» Recorded data:

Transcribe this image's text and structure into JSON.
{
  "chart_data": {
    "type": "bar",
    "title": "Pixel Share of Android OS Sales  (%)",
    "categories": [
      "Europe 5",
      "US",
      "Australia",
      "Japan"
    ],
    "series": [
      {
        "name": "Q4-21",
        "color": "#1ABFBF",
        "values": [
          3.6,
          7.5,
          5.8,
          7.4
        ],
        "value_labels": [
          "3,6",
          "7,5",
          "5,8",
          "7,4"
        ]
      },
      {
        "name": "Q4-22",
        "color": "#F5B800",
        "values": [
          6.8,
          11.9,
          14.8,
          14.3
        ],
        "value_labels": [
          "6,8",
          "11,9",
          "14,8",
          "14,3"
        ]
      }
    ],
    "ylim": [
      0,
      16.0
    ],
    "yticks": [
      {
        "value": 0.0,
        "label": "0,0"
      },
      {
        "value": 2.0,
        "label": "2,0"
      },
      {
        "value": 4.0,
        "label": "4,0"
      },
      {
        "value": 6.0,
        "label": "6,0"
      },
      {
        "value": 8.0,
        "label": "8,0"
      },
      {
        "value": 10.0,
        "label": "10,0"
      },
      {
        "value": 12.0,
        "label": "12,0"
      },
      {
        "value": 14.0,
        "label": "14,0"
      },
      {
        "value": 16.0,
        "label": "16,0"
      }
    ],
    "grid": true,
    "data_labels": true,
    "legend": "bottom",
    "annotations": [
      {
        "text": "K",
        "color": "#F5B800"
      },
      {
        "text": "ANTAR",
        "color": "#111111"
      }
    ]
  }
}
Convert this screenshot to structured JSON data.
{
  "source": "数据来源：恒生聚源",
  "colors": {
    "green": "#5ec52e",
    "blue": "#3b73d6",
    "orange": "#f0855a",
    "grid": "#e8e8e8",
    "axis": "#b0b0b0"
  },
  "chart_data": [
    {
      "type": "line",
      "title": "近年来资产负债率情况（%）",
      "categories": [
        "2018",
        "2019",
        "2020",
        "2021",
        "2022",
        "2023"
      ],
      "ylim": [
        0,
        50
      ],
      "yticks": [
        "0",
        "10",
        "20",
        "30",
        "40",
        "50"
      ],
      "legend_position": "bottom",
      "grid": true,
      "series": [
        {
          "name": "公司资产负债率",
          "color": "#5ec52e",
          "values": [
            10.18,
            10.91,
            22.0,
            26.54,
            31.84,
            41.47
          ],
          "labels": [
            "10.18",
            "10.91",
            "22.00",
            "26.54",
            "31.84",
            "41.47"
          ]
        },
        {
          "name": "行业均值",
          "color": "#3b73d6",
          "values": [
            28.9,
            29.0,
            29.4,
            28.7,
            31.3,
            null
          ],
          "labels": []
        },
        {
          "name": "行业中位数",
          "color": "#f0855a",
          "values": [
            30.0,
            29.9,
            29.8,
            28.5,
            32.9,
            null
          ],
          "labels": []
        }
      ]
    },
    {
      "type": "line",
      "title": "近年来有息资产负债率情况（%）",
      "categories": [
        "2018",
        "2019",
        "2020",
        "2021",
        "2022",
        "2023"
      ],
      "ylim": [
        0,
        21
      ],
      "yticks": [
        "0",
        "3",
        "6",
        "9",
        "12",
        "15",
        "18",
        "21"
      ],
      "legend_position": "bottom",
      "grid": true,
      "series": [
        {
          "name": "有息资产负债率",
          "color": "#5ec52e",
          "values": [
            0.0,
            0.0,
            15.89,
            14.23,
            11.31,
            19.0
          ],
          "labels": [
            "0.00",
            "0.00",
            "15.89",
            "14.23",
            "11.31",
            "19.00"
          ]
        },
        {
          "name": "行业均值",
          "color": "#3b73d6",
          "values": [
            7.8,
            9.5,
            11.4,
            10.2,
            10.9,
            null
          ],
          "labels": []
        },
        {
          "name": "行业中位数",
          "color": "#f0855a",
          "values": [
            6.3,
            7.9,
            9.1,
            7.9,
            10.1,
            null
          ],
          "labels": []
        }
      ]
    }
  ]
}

» Set problem:
Filter the listing above by the word "JSON"; copy each line that passes.

» Final result:
Transcribe this image's text and structure into JSON.
Convert this screenshot to structured JSON data.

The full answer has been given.